- Task data:

— Begin —

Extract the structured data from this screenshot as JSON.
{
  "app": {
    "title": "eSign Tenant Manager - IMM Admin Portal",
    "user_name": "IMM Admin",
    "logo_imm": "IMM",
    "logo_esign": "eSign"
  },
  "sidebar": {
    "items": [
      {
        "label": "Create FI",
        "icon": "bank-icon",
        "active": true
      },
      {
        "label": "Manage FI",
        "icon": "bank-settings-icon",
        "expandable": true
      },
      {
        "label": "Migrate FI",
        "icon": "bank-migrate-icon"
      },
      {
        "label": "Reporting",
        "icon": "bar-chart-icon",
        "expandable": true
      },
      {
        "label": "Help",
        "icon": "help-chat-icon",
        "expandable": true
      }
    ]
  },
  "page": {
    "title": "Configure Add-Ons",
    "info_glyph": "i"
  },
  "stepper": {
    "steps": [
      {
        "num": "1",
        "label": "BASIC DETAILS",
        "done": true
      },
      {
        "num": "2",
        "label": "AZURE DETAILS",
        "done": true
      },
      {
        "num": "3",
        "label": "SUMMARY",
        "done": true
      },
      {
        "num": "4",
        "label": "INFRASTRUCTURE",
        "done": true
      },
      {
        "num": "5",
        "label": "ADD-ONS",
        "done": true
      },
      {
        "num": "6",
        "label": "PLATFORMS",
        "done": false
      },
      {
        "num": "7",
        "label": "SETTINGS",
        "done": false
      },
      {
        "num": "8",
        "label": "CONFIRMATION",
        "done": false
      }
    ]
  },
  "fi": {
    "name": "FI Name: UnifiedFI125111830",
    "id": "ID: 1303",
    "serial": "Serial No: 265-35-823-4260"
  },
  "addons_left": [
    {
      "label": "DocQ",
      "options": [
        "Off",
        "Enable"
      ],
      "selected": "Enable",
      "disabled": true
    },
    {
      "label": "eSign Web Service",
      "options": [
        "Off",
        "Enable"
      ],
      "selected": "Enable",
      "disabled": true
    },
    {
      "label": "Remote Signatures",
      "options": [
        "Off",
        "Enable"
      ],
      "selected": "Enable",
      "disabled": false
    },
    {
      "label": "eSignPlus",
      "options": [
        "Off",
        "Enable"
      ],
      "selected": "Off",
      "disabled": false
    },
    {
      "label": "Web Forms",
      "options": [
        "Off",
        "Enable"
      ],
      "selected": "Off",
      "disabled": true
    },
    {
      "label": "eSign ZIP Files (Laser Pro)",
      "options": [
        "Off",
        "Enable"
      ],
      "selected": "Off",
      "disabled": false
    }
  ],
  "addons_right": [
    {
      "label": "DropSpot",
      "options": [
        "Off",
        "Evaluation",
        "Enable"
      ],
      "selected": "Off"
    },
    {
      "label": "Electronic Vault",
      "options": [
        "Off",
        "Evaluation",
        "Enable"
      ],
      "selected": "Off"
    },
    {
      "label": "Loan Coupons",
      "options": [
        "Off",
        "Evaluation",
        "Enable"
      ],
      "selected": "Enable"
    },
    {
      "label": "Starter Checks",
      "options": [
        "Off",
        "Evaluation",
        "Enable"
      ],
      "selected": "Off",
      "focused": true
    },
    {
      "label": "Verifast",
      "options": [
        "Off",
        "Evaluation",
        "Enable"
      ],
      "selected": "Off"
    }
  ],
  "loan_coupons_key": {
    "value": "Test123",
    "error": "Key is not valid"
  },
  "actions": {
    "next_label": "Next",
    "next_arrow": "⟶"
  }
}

— End —

- What is asked: Which lines contain the word "Admin"? Return each of them.

- Task response:
    "title": "eSign Tenant Manager - IMM Admin Portal",
    "user_name": "IMM Admin",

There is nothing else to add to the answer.